Article —

========

After making and selling about 1,000 bottles, Callahan and the distillery are focused on securing the crucial ingredients to continue production. Callahan estimated it would take until around mid-week next week to produce more, and that they will likely start making alcohol solely for their hand sanitizer. The bottles cost a $2 minimum donation, with 100% of the proceeds being donated.

Once the distillery gets the necessary ingredients, namely aloe, Callahan estimates it will be able to produce around 2,000 of the 50 milliliter, 60% alcohol bottles every couple of days. Callahan also noted that he will likely look to bring on volunteers to help bottle the sanitizer in an attempt to increase production. Anyone interested in volunteering can email info@tnhilldistillery.com.

“We’ve had an unbelievable response,” Callahan said. “I think we’re going to be able to help out a lot more people than we initially intended, so that’s a whole new aspect of what we got going on right now.”

========

Set task A — Reproduce verbatim the part of the hand sanitizer article running from "After making and" down to "proceeds being donated.".

(Excerpts from a layout annotation set)
========

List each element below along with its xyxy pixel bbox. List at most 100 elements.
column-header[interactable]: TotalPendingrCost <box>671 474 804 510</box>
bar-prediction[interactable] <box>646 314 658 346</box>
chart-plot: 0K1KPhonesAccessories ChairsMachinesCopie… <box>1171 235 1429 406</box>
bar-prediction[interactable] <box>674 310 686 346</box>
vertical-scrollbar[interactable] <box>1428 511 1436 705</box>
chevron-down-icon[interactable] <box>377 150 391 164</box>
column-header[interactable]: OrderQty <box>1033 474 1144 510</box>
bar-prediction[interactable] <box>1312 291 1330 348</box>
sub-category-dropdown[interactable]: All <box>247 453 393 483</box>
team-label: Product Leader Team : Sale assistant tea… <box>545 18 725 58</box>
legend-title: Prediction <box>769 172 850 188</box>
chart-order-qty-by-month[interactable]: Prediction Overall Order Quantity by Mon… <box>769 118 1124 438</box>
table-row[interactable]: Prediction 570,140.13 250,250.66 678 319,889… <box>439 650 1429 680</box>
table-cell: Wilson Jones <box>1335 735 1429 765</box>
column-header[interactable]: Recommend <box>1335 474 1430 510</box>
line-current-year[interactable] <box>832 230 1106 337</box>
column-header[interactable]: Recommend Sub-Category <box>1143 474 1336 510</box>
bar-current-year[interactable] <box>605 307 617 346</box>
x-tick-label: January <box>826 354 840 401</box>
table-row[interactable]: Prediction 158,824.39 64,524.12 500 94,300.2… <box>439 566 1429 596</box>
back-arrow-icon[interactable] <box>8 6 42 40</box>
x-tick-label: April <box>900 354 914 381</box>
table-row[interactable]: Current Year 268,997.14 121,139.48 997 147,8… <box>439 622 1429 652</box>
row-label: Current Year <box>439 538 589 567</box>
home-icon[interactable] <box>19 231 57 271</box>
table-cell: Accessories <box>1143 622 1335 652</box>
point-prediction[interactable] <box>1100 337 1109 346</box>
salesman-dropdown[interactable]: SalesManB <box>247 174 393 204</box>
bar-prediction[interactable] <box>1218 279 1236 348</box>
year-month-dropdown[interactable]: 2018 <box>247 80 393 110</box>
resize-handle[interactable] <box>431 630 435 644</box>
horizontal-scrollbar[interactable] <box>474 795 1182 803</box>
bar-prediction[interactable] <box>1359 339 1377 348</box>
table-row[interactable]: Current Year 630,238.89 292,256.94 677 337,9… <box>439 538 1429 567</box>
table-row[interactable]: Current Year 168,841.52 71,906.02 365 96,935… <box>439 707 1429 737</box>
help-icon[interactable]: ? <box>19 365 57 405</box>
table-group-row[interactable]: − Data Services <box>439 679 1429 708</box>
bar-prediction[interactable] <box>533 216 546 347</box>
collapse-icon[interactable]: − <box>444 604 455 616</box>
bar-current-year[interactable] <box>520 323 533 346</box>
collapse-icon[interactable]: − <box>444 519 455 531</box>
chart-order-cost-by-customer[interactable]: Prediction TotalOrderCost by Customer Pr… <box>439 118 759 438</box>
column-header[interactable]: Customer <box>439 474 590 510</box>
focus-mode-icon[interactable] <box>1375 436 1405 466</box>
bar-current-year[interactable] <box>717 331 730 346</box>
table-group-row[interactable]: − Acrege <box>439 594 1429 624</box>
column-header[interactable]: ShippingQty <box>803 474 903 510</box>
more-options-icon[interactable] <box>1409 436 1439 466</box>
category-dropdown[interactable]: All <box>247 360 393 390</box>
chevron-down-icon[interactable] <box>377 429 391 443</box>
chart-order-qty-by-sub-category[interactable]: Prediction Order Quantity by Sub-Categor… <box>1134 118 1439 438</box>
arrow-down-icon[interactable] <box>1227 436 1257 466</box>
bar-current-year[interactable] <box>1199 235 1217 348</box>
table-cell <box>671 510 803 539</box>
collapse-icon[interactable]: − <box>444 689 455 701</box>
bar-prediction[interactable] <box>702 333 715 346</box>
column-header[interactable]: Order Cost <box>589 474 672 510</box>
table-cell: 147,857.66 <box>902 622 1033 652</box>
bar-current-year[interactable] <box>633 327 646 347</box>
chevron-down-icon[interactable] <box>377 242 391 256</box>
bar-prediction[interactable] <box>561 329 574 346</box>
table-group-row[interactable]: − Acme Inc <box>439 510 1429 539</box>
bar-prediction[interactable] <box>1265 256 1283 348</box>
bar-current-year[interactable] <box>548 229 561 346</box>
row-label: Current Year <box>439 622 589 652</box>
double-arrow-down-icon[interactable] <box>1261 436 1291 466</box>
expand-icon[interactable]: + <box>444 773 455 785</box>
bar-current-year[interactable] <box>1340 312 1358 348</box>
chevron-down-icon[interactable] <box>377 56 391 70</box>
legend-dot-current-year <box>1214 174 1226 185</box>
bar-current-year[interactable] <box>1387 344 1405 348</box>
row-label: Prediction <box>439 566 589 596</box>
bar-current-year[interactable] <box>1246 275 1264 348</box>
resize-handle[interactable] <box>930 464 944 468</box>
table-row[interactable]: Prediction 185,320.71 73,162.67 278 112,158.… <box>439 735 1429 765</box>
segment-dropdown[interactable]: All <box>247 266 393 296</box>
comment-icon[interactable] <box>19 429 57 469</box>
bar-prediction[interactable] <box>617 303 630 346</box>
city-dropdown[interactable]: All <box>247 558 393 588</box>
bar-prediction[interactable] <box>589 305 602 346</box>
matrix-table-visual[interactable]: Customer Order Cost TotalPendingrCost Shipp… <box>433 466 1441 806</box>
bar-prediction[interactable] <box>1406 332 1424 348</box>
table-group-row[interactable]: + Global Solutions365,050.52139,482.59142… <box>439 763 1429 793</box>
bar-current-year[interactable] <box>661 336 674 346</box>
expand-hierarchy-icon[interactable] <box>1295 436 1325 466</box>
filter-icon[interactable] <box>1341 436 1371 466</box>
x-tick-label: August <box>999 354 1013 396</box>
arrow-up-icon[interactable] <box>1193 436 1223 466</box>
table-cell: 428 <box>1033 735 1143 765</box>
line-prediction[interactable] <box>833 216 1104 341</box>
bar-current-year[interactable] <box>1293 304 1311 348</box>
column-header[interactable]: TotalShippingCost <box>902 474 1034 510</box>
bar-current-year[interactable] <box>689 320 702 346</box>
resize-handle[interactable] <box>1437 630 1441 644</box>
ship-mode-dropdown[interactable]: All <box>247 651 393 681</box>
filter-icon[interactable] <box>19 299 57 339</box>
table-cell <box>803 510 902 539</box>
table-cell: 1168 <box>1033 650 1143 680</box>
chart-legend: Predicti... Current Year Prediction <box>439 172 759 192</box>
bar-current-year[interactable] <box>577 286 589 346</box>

========

Set task B — Quote the records exactly, everything from the start of the records down through the line containing "year-month-dropdown[interactable]: 2018 <box>247".

Correct output A —
After making and selling about 1,000 bottles, Callahan and the distillery are focused on securing the crucial ingredients to continue production. Callahan estimated it would take until around mid-week next week to produce more, and that they will likely start making alcohol solely for their hand sanitizer. The bottles cost a $2 minimum donation, with 100% of the proceeds being donated.

Correct output B —
List each element below along with its xyxy pixel bbox. List at most 100 elements.
column-header[interactable]: TotalPendingrCost <box>671 474 804 510</box>
bar-prediction[interactable] <box>646 314 658 346</box>
chart-plot: 0K1KPhonesAccessories ChairsMachinesCopie… <box>1171 235 1429 406</box>
bar-prediction[interactable] <box>674 310 686 346</box>
vertical-scrollbar[interactable] <box>1428 511 1436 705</box>
chevron-down-icon[interactable] <box>377 150 391 164</box>
column-header[interactable]: OrderQty <box>1033 474 1144 510</box>
bar-prediction[interactable] <box>1312 291 1330 348</box>
sub-category-dropdown[interactable]: All <box>247 453 393 483</box>
team-label: Product Leader Team : Sale assistant tea… <box>545 18 725 58</box>
legend-title: Prediction <box>769 172 850 188</box>
chart-order-qty-by-month[interactable]: Prediction Overall Order Quantity by Mon… <box>769 118 1124 438</box>
table-row[interactable]: Prediction 570,140.13 250,250.66 678 319,889… <box>439 650 1429 680</box>
table-cell: Wilson Jones <box>1335 735 1429 765</box>
column-header[interactable]: Recommend <box>1335 474 1430 510</box>
line-current-year[interactable] <box>832 230 1106 337</box>
column-header[interactable]: Recommend Sub-Category <box>1143 474 1336 510</box>
bar-current-year[interactable] <box>605 307 617 346</box>
x-tick-label: January <box>826 354 840 401</box>
table-row[interactable]: Prediction 158,824.39 64,524.12 500 94,300.2… <box>439 566 1429 596</box>
back-arrow-icon[interactable] <box>8 6 42 40</box>
x-tick-label: April <box>900 354 914 381</box>
table-row[interactable]: Current Year 268,997.14 121,139.48 997 147,8… <box>439 622 1429 652</box>
row-label: Current Year <box>439 538 589 567</box>
home-icon[interactable] <box>19 231 57 271</box>
table-cell: Accessories <box>1143 622 1335 652</box>
point-prediction[interactable] <box>1100 337 1109 346</box>
salesman-dropdown[interactable]: SalesManB <box>247 174 393 204</box>
bar-prediction[interactable] <box>1218 279 1236 348</box>
year-month-dropdown[interactable]: 2018 <box>247 80 393 110</box>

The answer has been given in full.